Write out every entry exactly as given, but omit the pictures.

- Record set:
* begin *
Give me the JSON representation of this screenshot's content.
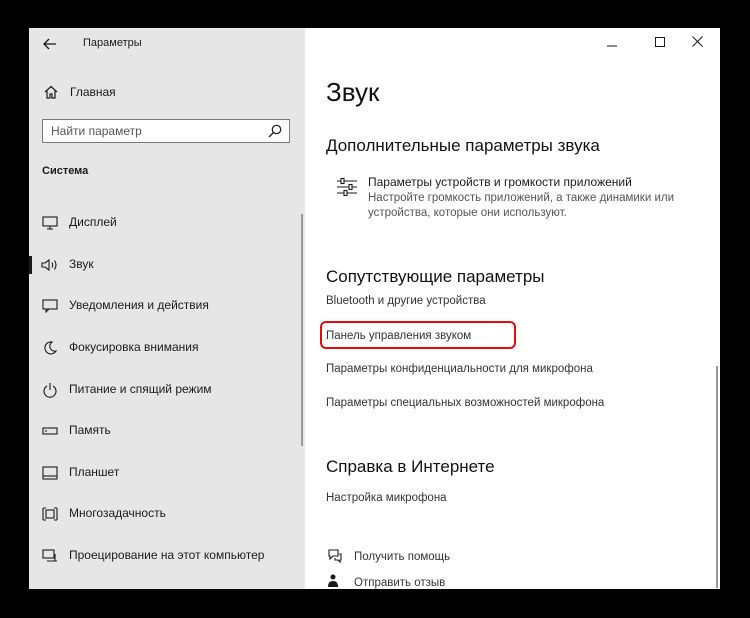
{
  "window": {
    "title": "Параметры",
    "controls": {
      "minimize": "—",
      "maximize": "☐",
      "close": "✕"
    }
  },
  "sidebar": {
    "home_label": "Главная",
    "search_placeholder": "Найти параметр",
    "section_title": "Система",
    "items": [
      {
        "label": "Дисплей",
        "icon": "display-icon"
      },
      {
        "label": "Звук",
        "icon": "speaker-icon",
        "active": true
      },
      {
        "label": "Уведомления и действия",
        "icon": "notification-icon"
      },
      {
        "label": "Фокусировка внимания",
        "icon": "moon-icon"
      },
      {
        "label": "Питание и спящий режим",
        "icon": "power-icon"
      },
      {
        "label": "Память",
        "icon": "storage-icon"
      },
      {
        "label": "Планшет",
        "icon": "tablet-icon"
      },
      {
        "label": "Многозадачность",
        "icon": "multitasking-icon"
      },
      {
        "label": "Проецирование на этот компьютер",
        "icon": "projecting-icon"
      }
    ]
  },
  "main": {
    "page_title": "Звук",
    "advanced": {
      "heading": "Дополнительные параметры звука",
      "item_title": "Параметры устройств и громкости приложений",
      "item_desc": "Настройте громкость приложений, а также динамики или устройства, которые они используют."
    },
    "related": {
      "heading": "Сопутствующие параметры",
      "links": [
        "Bluetooth и другие устройства",
        "Панель управления звуком",
        "Параметры конфиденциальности для микрофона",
        "Параметры специальных возможностей микрофона"
      ]
    },
    "web_help": {
      "heading": "Справка в Интернете",
      "link": "Настройка микрофона"
    },
    "bottom": {
      "get_help": "Получить помощь",
      "feedback": "Отправить отзыв"
    }
  },
  "colors": {
    "sidebar_bg": "#e6e6e6",
    "highlight": "#e10e0e",
    "outer_bg": "#000000"
  }
}
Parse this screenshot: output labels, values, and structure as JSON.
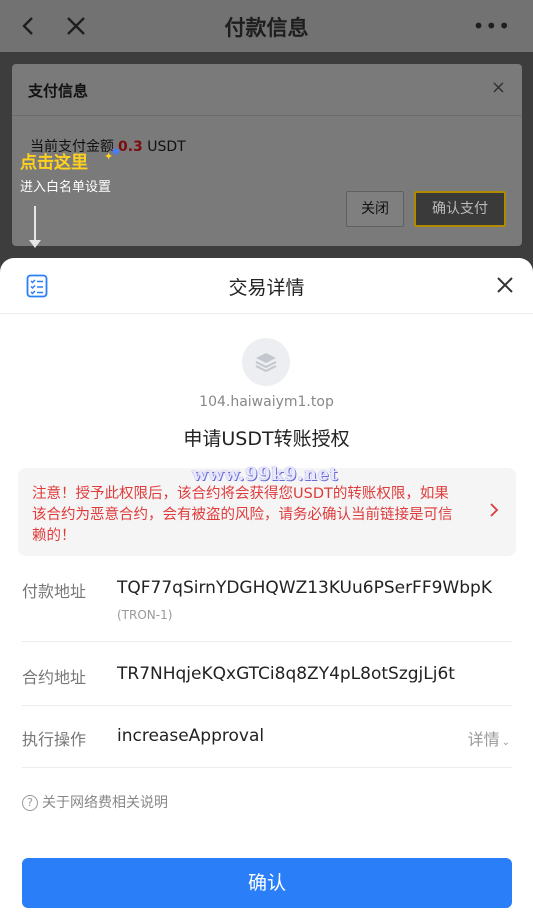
{
  "topbar": {
    "title": "付款信息",
    "back_icon": "chevron-left-icon",
    "close_icon": "close-icon",
    "more_label": "•••"
  },
  "pay_dialog": {
    "title": "支付信息",
    "close_glyph": "×",
    "amount_label": "当前支付金额",
    "amount_value": "0.3",
    "amount_unit": "USDT",
    "close_button": "关闭",
    "confirm_button": "确认支付"
  },
  "annotation": {
    "headline": "点击这里",
    "sub": "进入白名单设置"
  },
  "sheet": {
    "title": "交易详情",
    "dapp_host": "104.haiwaiym1.top",
    "action": "申请USDT转账授权",
    "watermark": "www.99k9.net",
    "warning": "注意！授予此权限后，该合约将会获得您USDT的转账权限，如果该合约为恶意合约，会有被盗的风险，请务必确认当前链接是可信赖的！",
    "rows": [
      {
        "key": "付款地址",
        "value": "TQF77qSirnYDGHQWZ13KUu6PSerFF9WbpK",
        "sub": "(TRON-1)"
      },
      {
        "key": "合约地址",
        "value": "TR7NHqjeKQxGTCi8q8ZY4pL8otSzgjLj6t"
      },
      {
        "key": "执行操作",
        "value": "increaseApproval",
        "detail": "详情"
      }
    ],
    "fee_note": "关于网络费相关说明",
    "confirm": "确认"
  },
  "colors": {
    "primary": "#2a7ef8",
    "warning_text": "#e03b3b",
    "annotation": "#ffd21f"
  }
}
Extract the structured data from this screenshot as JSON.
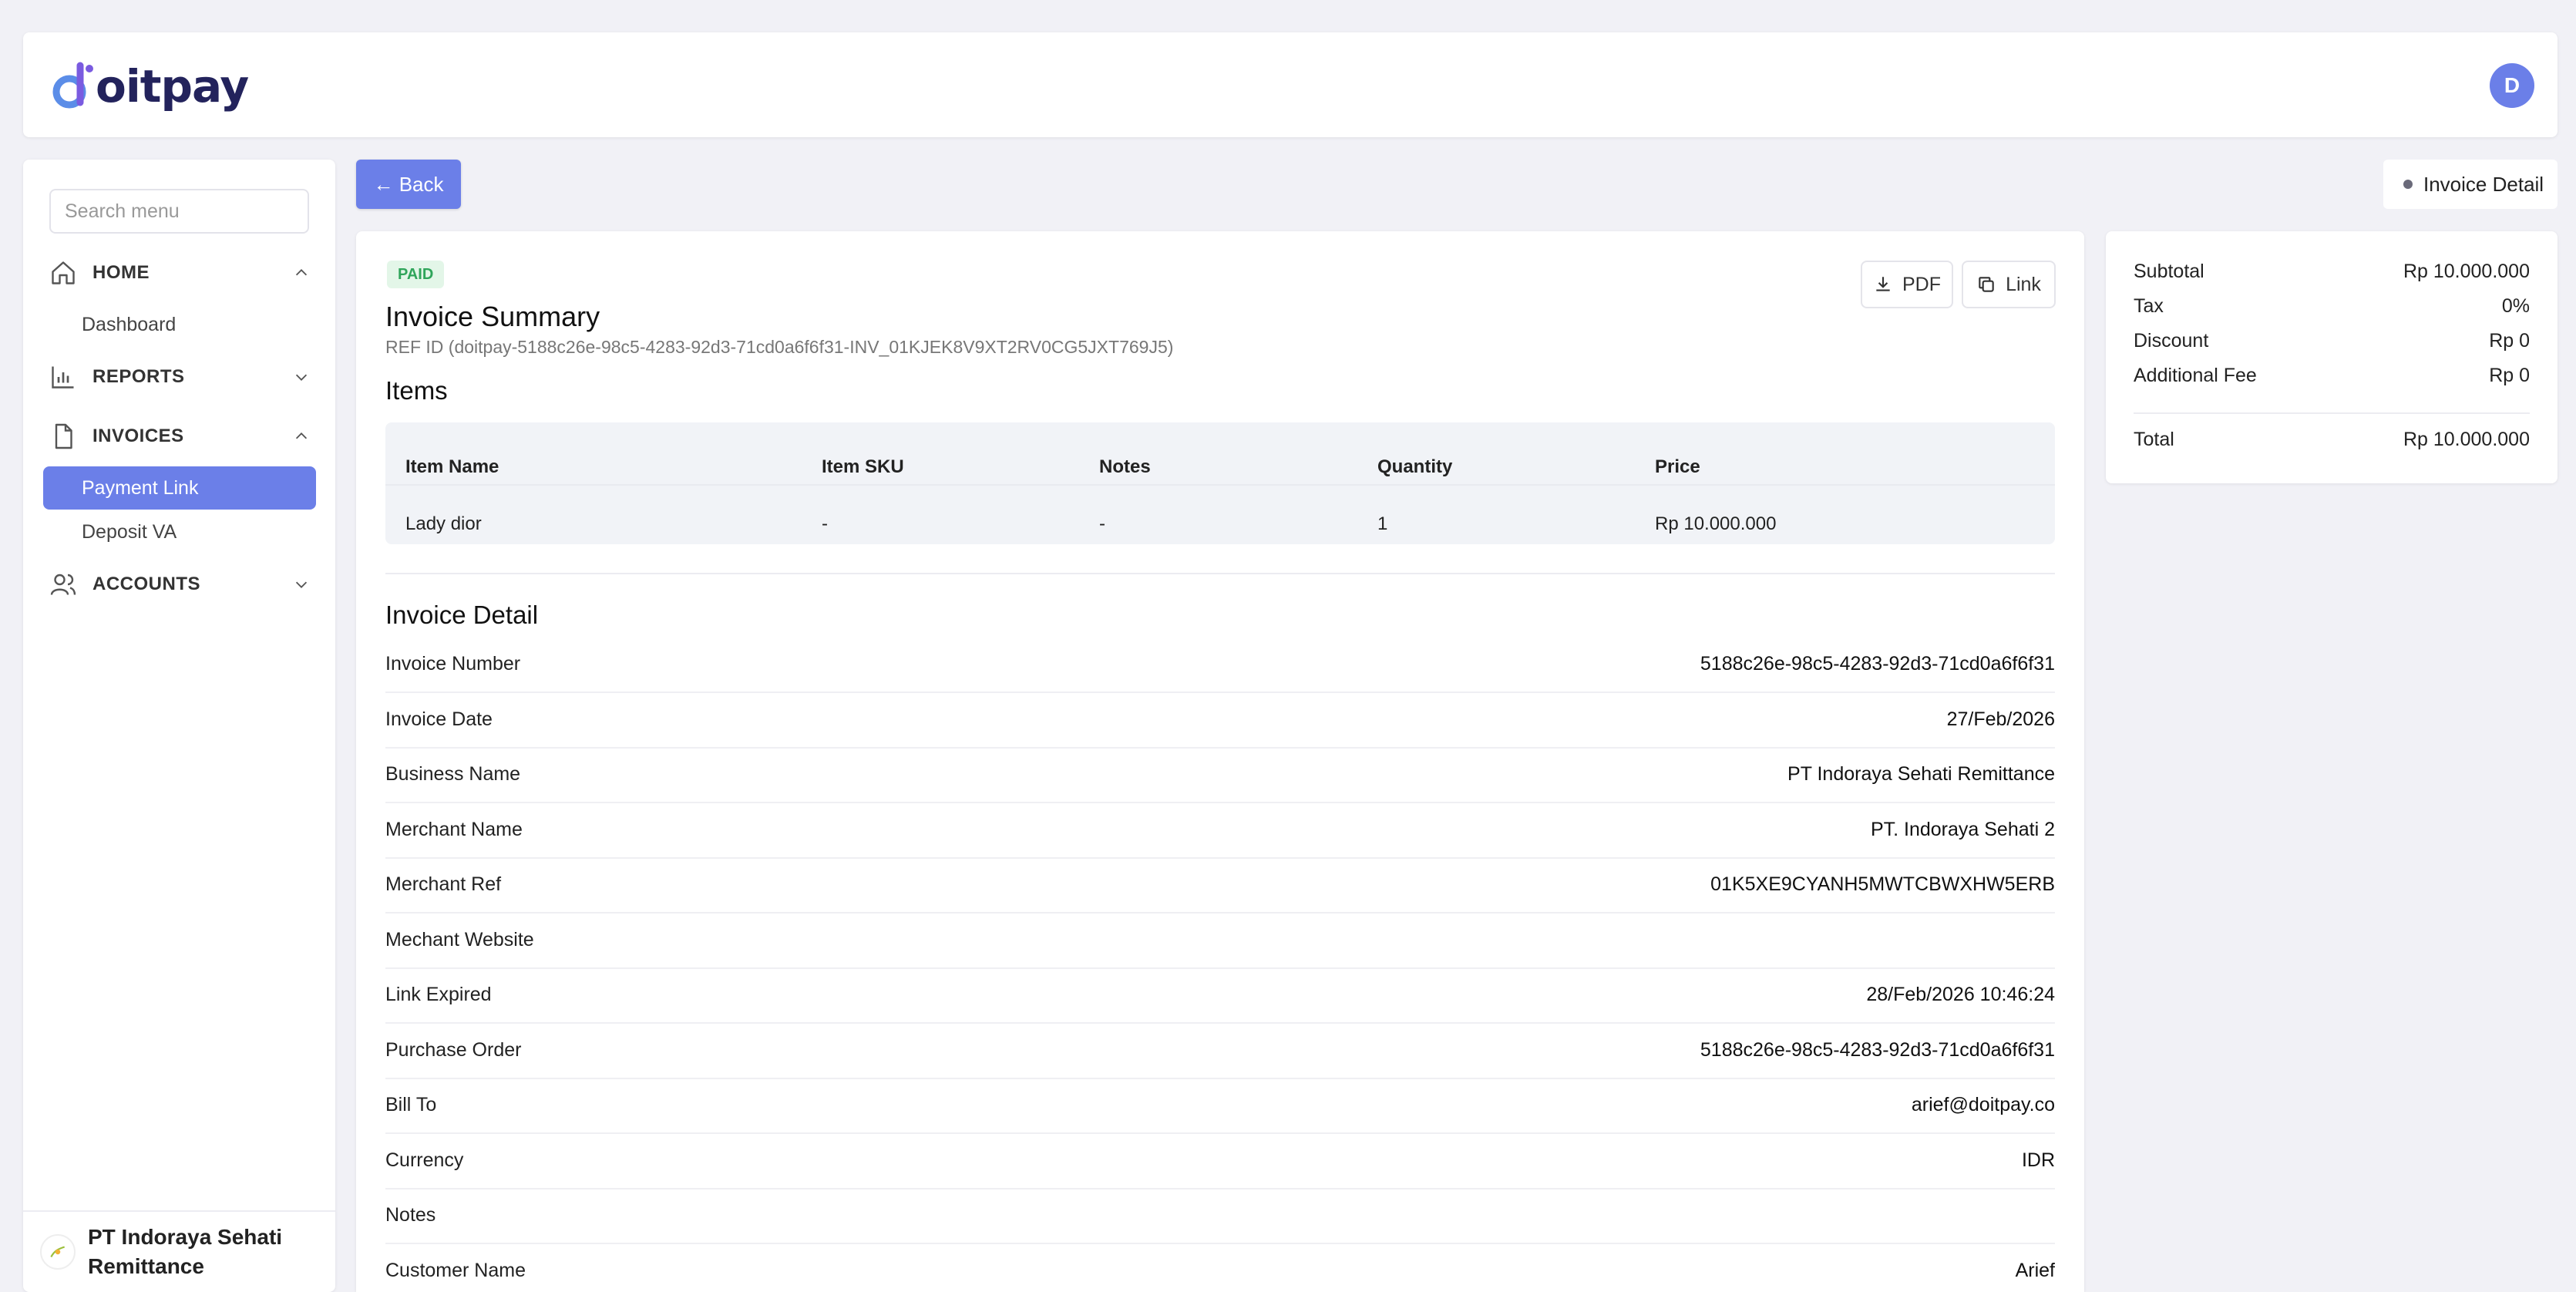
{
  "brand": {
    "name": "oitpay",
    "user_initial": "D"
  },
  "sidebar": {
    "search_placeholder": "Search menu",
    "groups": [
      {
        "label": "HOME",
        "items": [
          "Dashboard"
        ]
      },
      {
        "label": "REPORTS"
      },
      {
        "label": "INVOICES",
        "items": [
          "Payment Link",
          "Deposit VA"
        ]
      },
      {
        "label": "ACCOUNTS"
      }
    ],
    "org_name": "PT Indoraya Sehati Remittance"
  },
  "toolbar": {
    "back_label": "← Back",
    "breadcrumb": "Invoice Detail"
  },
  "invoice": {
    "status": "PAID",
    "title": "Invoice Summary",
    "ref": "REF ID (doitpay-5188c26e-98c5-4283-92d3-71cd0a6f6f31-INV_01KJEK8V9XT2RV0CG5JXT769J5)",
    "pdf_label": "PDF",
    "link_label": "Link",
    "items_heading": "Items",
    "columns": [
      "Item Name",
      "Item SKU",
      "Notes",
      "Quantity",
      "Price"
    ],
    "rows": [
      [
        "Lady dior",
        "-",
        "-",
        "1",
        "Rp 10.000.000"
      ]
    ],
    "detail_heading": "Invoice Detail",
    "details": [
      {
        "label": "Invoice Number",
        "value": "5188c26e-98c5-4283-92d3-71cd0a6f6f31"
      },
      {
        "label": "Invoice Date",
        "value": "27/Feb/2026"
      },
      {
        "label": "Business Name",
        "value": "PT Indoraya Sehati Remittance"
      },
      {
        "label": "Merchant Name",
        "value": "PT. Indoraya Sehati 2"
      },
      {
        "label": "Merchant Ref",
        "value": "01K5XE9CYANH5MWTCBWXHW5ERB"
      },
      {
        "label": "Mechant Website",
        "value": ""
      },
      {
        "label": "Link Expired",
        "value": "28/Feb/2026 10:46:24"
      },
      {
        "label": "Purchase Order",
        "value": "5188c26e-98c5-4283-92d3-71cd0a6f6f31"
      },
      {
        "label": "Bill To",
        "value": "arief@doitpay.co"
      },
      {
        "label": "Currency",
        "value": "IDR"
      },
      {
        "label": "Notes",
        "value": ""
      },
      {
        "label": "Customer Name",
        "value": "Arief"
      }
    ]
  },
  "summary": {
    "rows": [
      {
        "label": "Subtotal",
        "value": "Rp 10.000.000"
      },
      {
        "label": "Tax",
        "value": "0%"
      },
      {
        "label": "Discount",
        "value": "Rp 0"
      },
      {
        "label": "Additional Fee",
        "value": "Rp 0"
      }
    ],
    "total_label": "Total",
    "total_value": "Rp 10.000.000"
  },
  "colors": {
    "accent": "#6b7fe8",
    "paid_bg": "#e3f6e8",
    "paid_text": "#2fa55a"
  }
}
* end *
- Exercise answer:
Give me the JSON representation of this screenshot's content.
{
  "window": {
    "title": "Параметры",
    "controls": {
      "minimize": "—",
      "maximize": "☐",
      "close": "✕"
    }
  },
  "sidebar": {
    "home_label": "Главная",
    "search_placeholder": "Найти параметр",
    "section_title": "Система",
    "items": [
      {
        "label": "Дисплей",
        "icon": "display-icon"
      },
      {
        "label": "Звук",
        "icon": "speaker-icon",
        "active": true
      },
      {
        "label": "Уведомления и действия",
        "icon": "notification-icon"
      },
      {
        "label": "Фокусировка внимания",
        "icon": "moon-icon"
      },
      {
        "label": "Питание и спящий режим",
        "icon": "power-icon"
      },
      {
        "label": "Память",
        "icon": "storage-icon"
      },
      {
        "label": "Планшет",
        "icon": "tablet-icon"
      },
      {
        "label": "Многозадачность",
        "icon": "multitasking-icon"
      },
      {
        "label": "Проецирование на этот компьютер",
        "icon": "projecting-icon"
      }
    ]
  },
  "main": {
    "page_title": "Звук",
    "advanced": {
      "heading": "Дополнительные параметры звука",
      "item_title": "Параметры устройств и громкости приложений",
      "item_desc": "Настройте громкость приложений, а также динамики или устройства, которые они используют."
    },
    "related": {
      "heading": "Сопутствующие параметры",
      "links": [
        "Bluetooth и другие устройства",
        "Панель управления звуком",
        "Параметры конфиденциальности для микрофона",
        "Параметры специальных возможностей микрофона"
      ]
    },
    "web_help": {
      "heading": "Справка в Интернете",
      "link": "Настройка микрофона"
    },
    "bottom": {
      "get_help": "Получить помощь",
      "feedback": "Отправить отзыв"
    }
  },
  "colors": {
    "sidebar_bg": "#e6e6e6",
    "highlight": "#e10e0e",
    "outer_bg": "#000000"
  }
}
Parse this screenshot: output labels, values, and structure as JSON.
{
  "topbar": {
    "title": "付款信息",
    "back_icon": "chevron-left-icon",
    "close_icon": "close-icon",
    "more_label": "•••"
  },
  "pay_dialog": {
    "title": "支付信息",
    "close_glyph": "×",
    "amount_label": "当前支付金额",
    "amount_value": "0.3",
    "amount_unit": "USDT",
    "close_button": "关闭",
    "confirm_button": "确认支付"
  },
  "annotation": {
    "headline": "点击这里",
    "sub": "进入白名单设置"
  },
  "sheet": {
    "title": "交易详情",
    "dapp_host": "104.haiwaiym1.top",
    "action": "申请USDT转账授权",
    "watermark": "www.99k9.net",
    "warning": "注意！授予此权限后，该合约将会获得您USDT的转账权限，如果该合约为恶意合约，会有被盗的风险，请务必确认当前链接是可信赖的！",
    "rows": [
      {
        "key": "付款地址",
        "value": "TQF77qSirnYDGHQWZ13KUu6PSerFF9WbpK",
        "sub": "(TRON-1)"
      },
      {
        "key": "合约地址",
        "value": "TR7NHqjeKQxGTCi8q8ZY4pL8otSzgjLj6t"
      },
      {
        "key": "执行操作",
        "value": "increaseApproval",
        "detail": "详情"
      }
    ],
    "fee_note": "关于网络费相关说明",
    "confirm": "确认"
  },
  "colors": {
    "primary": "#2a7ef8",
    "warning_text": "#e03b3b",
    "annotation": "#ffd21f"
  }
}
Extract the structured data from this screenshot as JSON.
{
  "brand": {
    "name": "oitpay",
    "user_initial": "D"
  },
  "sidebar": {
    "search_placeholder": "Search menu",
    "groups": [
      {
        "label": "HOME",
        "items": [
          "Dashboard"
        ]
      },
      {
        "label": "REPORTS"
      },
      {
        "label": "INVOICES",
        "items": [
          "Payment Link",
          "Deposit VA"
        ]
      },
      {
        "label": "ACCOUNTS"
      }
    ],
    "org_name": "PT Indoraya Sehati Remittance"
  },
  "toolbar": {
    "back_label": "← Back",
    "breadcrumb": "Invoice Detail"
  },
  "invoice": {
    "status": "PAID",
    "title": "Invoice Summary",
    "ref": "REF ID (doitpay-5188c26e-98c5-4283-92d3-71cd0a6f6f31-INV_01KJEK8V9XT2RV0CG5JXT769J5)",
    "pdf_label": "PDF",
    "link_label": "Link",
    "items_heading": "Items",
    "columns": [
      "Item Name",
      "Item SKU",
      "Notes",
      "Quantity",
      "Price"
    ],
    "rows": [
      [
        "Lady dior",
        "-",
        "-",
        "1",
        "Rp 10.000.000"
      ]
    ],
    "detail_heading": "Invoice Detail",
    "details": [
      {
        "label": "Invoice Number",
        "value": "5188c26e-98c5-4283-92d3-71cd0a6f6f31"
      },
      {
        "label": "Invoice Date",
        "value": "27/Feb/2026"
      },
      {
        "label": "Business Name",
        "value": "PT Indoraya Sehati Remittance"
      },
      {
        "label": "Merchant Name",
        "value": "PT. Indoraya Sehati 2"
      },
      {
        "label": "Merchant Ref",
        "value": "01K5XE9CYANH5MWTCBWXHW5ERB"
      },
      {
        "label": "Mechant Website",
        "value": ""
      },
      {
        "label": "Link Expired",
        "value": "28/Feb/2026 10:46:24"
      },
      {
        "label": "Purchase Order",
        "value": "5188c26e-98c5-4283-92d3-71cd0a6f6f31"
      },
      {
        "label": "Bill To",
        "value": "arief@doitpay.co"
      },
      {
        "label": "Currency",
        "value": "IDR"
      },
      {
        "label": "Notes",
        "value": ""
      },
      {
        "label": "Customer Name",
        "value": "Arief"
      }
    ]
  },
  "summary": {
    "rows": [
      {
        "label": "Subtotal",
        "value": "Rp 10.000.000"
      },
      {
        "label": "Tax",
        "value": "0%"
      },
      {
        "label": "Discount",
        "value": "Rp 0"
      },
      {
        "label": "Additional Fee",
        "value": "Rp 0"
      }
    ],
    "total_label": "Total",
    "total_value": "Rp 10.000.000"
  },
  "colors": {
    "accent": "#6b7fe8",
    "paid_bg": "#e3f6e8",
    "paid_text": "#2fa55a"
  }
}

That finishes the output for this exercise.